The request |
Would you transcribe the listing that follows, character for character, and omit its images?

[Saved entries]
+ + +

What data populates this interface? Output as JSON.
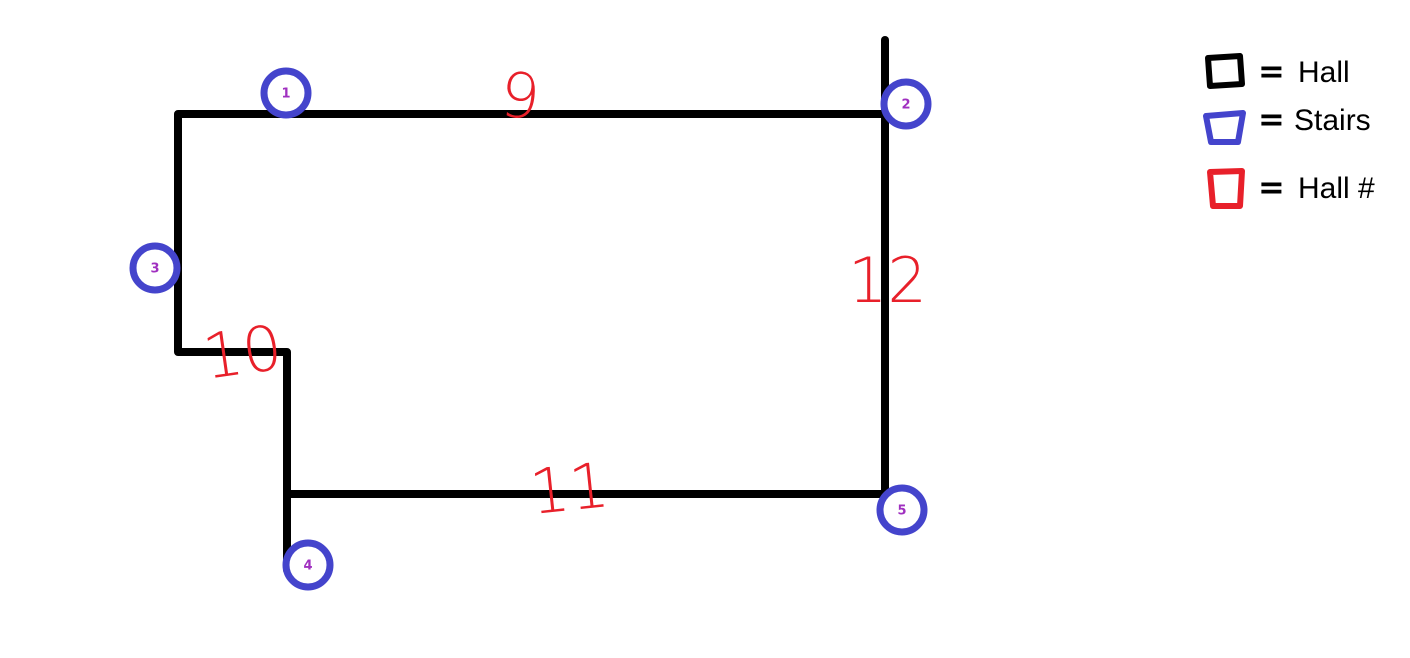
{
  "colors": {
    "hall": "#000000",
    "stairs": "#4444cc",
    "hall_number": "#e8202a",
    "stair_label": "#a030c0"
  },
  "halls": [
    {
      "id": "hall-9",
      "number": "9"
    },
    {
      "id": "hall-10",
      "number": "10"
    },
    {
      "id": "hall-11",
      "number": "11"
    },
    {
      "id": "hall-12",
      "number": "12"
    }
  ],
  "stairs": [
    {
      "id": "stairs-1",
      "label": "1"
    },
    {
      "id": "stairs-2",
      "label": "2"
    },
    {
      "id": "stairs-3",
      "label": "3"
    },
    {
      "id": "stairs-4",
      "label": "4"
    },
    {
      "id": "stairs-5",
      "label": "5"
    }
  ],
  "legend": {
    "equals": "=",
    "items": [
      {
        "key": "hall",
        "label": "Hall"
      },
      {
        "key": "stairs",
        "label": "Stairs"
      },
      {
        "key": "hall_number",
        "label": "Hall #"
      }
    ]
  }
}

+ + +

Exercise answer |
What data populates this interface? Output as JSON.
{
  "colors": {
    "hall": "#000000",
    "stairs": "#4444cc",
    "hall_number": "#e8202a",
    "stair_label": "#a030c0"
  },
  "halls": [
    {
      "id": "hall-9",
      "number": "9"
    },
    {
      "id": "hall-10",
      "number": "10"
    },
    {
      "id": "hall-11",
      "number": "11"
    },
    {
      "id": "hall-12",
      "number": "12"
    }
  ],
  "stairs": [
    {
      "id": "stairs-1",
      "label": "1"
    },
    {
      "id": "stairs-2",
      "label": "2"
    },
    {
      "id": "stairs-3",
      "label": "3"
    },
    {
      "id": "stairs-4",
      "label": "4"
    },
    {
      "id": "stairs-5",
      "label": "5"
    }
  ],
  "legend": {
    "equals": "=",
    "items": [
      {
        "key": "hall",
        "label": "Hall"
      },
      {
        "key": "stairs",
        "label": "Stairs"
      },
      {
        "key": "hall_number",
        "label": "Hall #"
      }
    ]
  }
}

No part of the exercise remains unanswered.